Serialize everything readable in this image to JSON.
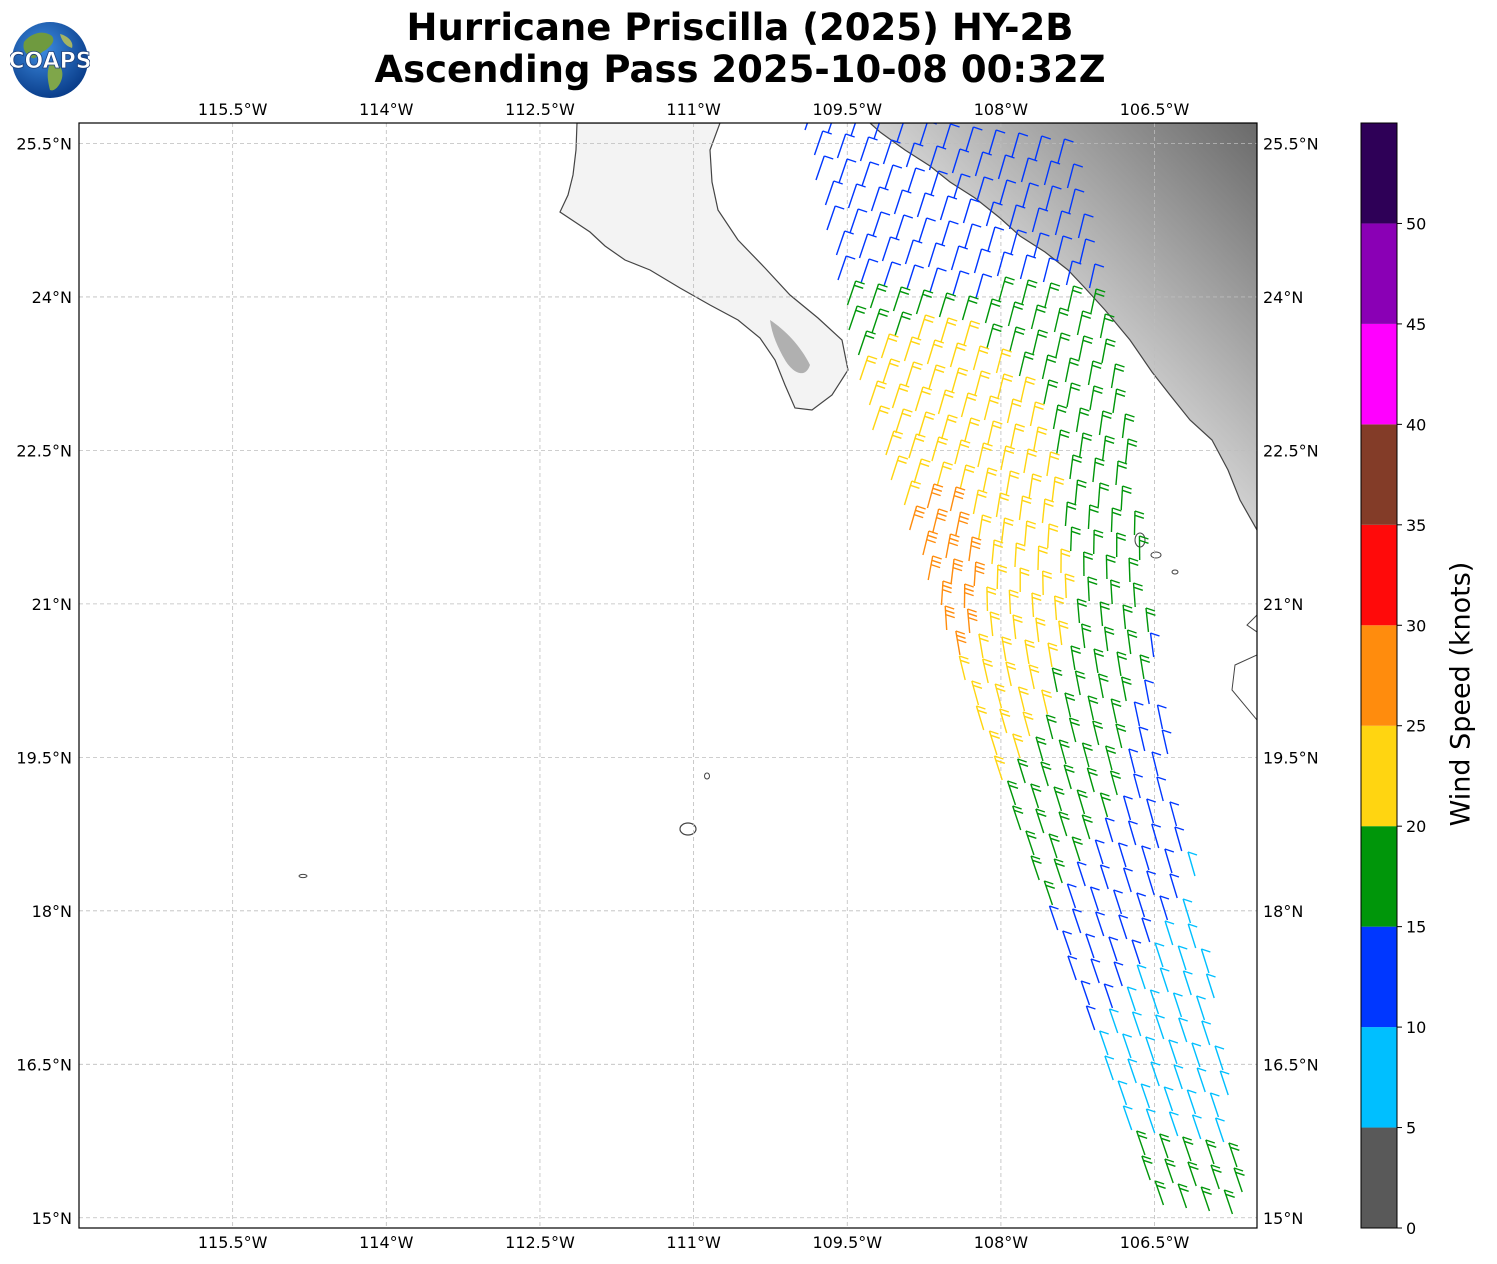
{
  "title_line1": "Hurricane Priscilla (2025) HY-2B",
  "title_line2": "Ascending Pass 2025-10-08 00:32Z",
  "logo_text": "COAPS",
  "map": {
    "lon_range": [
      -117,
      -105.5
    ],
    "lat_range": [
      14.9,
      25.7
    ],
    "lon_ticks": [
      {
        "value": -115.5,
        "label": "115.5°W"
      },
      {
        "value": -114,
        "label": "114°W"
      },
      {
        "value": -112.5,
        "label": "112.5°W"
      },
      {
        "value": -111,
        "label": "111°W"
      },
      {
        "value": -109.5,
        "label": "109.5°W"
      },
      {
        "value": -108,
        "label": "108°W"
      },
      {
        "value": -106.5,
        "label": "106.5°W"
      }
    ],
    "lat_ticks": [
      {
        "value": 25.5,
        "label": "25.5°N"
      },
      {
        "value": 24,
        "label": "24°N"
      },
      {
        "value": 22.5,
        "label": "22.5°N"
      },
      {
        "value": 21,
        "label": "21°N"
      },
      {
        "value": 19.5,
        "label": "19.5°N"
      },
      {
        "value": 18,
        "label": "18°N"
      },
      {
        "value": 16.5,
        "label": "16.5°N"
      },
      {
        "value": 15,
        "label": "15°N"
      }
    ],
    "gridlines": true
  },
  "colorbar": {
    "label": "Wind Speed (knots)",
    "ticks": [
      0,
      5,
      10,
      15,
      20,
      25,
      30,
      35,
      40,
      45,
      50
    ],
    "bins": [
      {
        "min": 0,
        "max": 5,
        "color": "#595959"
      },
      {
        "min": 5,
        "max": 10,
        "color": "#00bfff"
      },
      {
        "min": 10,
        "max": 15,
        "color": "#0037ff"
      },
      {
        "min": 15,
        "max": 20,
        "color": "#00960a"
      },
      {
        "min": 20,
        "max": 25,
        "color": "#ffd511"
      },
      {
        "min": 25,
        "max": 30,
        "color": "#ff8c0d"
      },
      {
        "min": 30,
        "max": 35,
        "color": "#ff0a0a"
      },
      {
        "min": 35,
        "max": 40,
        "color": "#833c28"
      },
      {
        "min": 40,
        "max": 45,
        "color": "#ff00ff"
      },
      {
        "min": 45,
        "max": 50,
        "color": "#8a00b5"
      },
      {
        "min": 50,
        "max": 55,
        "color": "#2e0057"
      }
    ]
  }
}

WHAT IS ASKED
Omitting all images, print the listing exactly.

FINISHED TASK
Serialize everything readable in this image to JSON.
{
  "title_line1": "Hurricane Priscilla (2025) HY-2B",
  "title_line2": "Ascending Pass 2025-10-08 00:32Z",
  "logo_text": "COAPS",
  "map": {
    "lon_range": [
      -117,
      -105.5
    ],
    "lat_range": [
      14.9,
      25.7
    ],
    "lon_ticks": [
      {
        "value": -115.5,
        "label": "115.5°W"
      },
      {
        "value": -114,
        "label": "114°W"
      },
      {
        "value": -112.5,
        "label": "112.5°W"
      },
      {
        "value": -111,
        "label": "111°W"
      },
      {
        "value": -109.5,
        "label": "109.5°W"
      },
      {
        "value": -108,
        "label": "108°W"
      },
      {
        "value": -106.5,
        "label": "106.5°W"
      }
    ],
    "lat_ticks": [
      {
        "value": 25.5,
        "label": "25.5°N"
      },
      {
        "value": 24,
        "label": "24°N"
      },
      {
        "value": 22.5,
        "label": "22.5°N"
      },
      {
        "value": 21,
        "label": "21°N"
      },
      {
        "value": 19.5,
        "label": "19.5°N"
      },
      {
        "value": 18,
        "label": "18°N"
      },
      {
        "value": 16.5,
        "label": "16.5°N"
      },
      {
        "value": 15,
        "label": "15°N"
      }
    ],
    "gridlines": true
  },
  "colorbar": {
    "label": "Wind Speed (knots)",
    "ticks": [
      0,
      5,
      10,
      15,
      20,
      25,
      30,
      35,
      40,
      45,
      50
    ],
    "bins": [
      {
        "min": 0,
        "max": 5,
        "color": "#595959"
      },
      {
        "min": 5,
        "max": 10,
        "color": "#00bfff"
      },
      {
        "min": 10,
        "max": 15,
        "color": "#0037ff"
      },
      {
        "min": 15,
        "max": 20,
        "color": "#00960a"
      },
      {
        "min": 20,
        "max": 25,
        "color": "#ffd511"
      },
      {
        "min": 25,
        "max": 30,
        "color": "#ff8c0d"
      },
      {
        "min": 30,
        "max": 35,
        "color": "#ff0a0a"
      },
      {
        "min": 35,
        "max": 40,
        "color": "#833c28"
      },
      {
        "min": 40,
        "max": 45,
        "color": "#ff00ff"
      },
      {
        "min": 45,
        "max": 50,
        "color": "#8a00b5"
      },
      {
        "min": 50,
        "max": 55,
        "color": "#2e0057"
      }
    ]
  }
}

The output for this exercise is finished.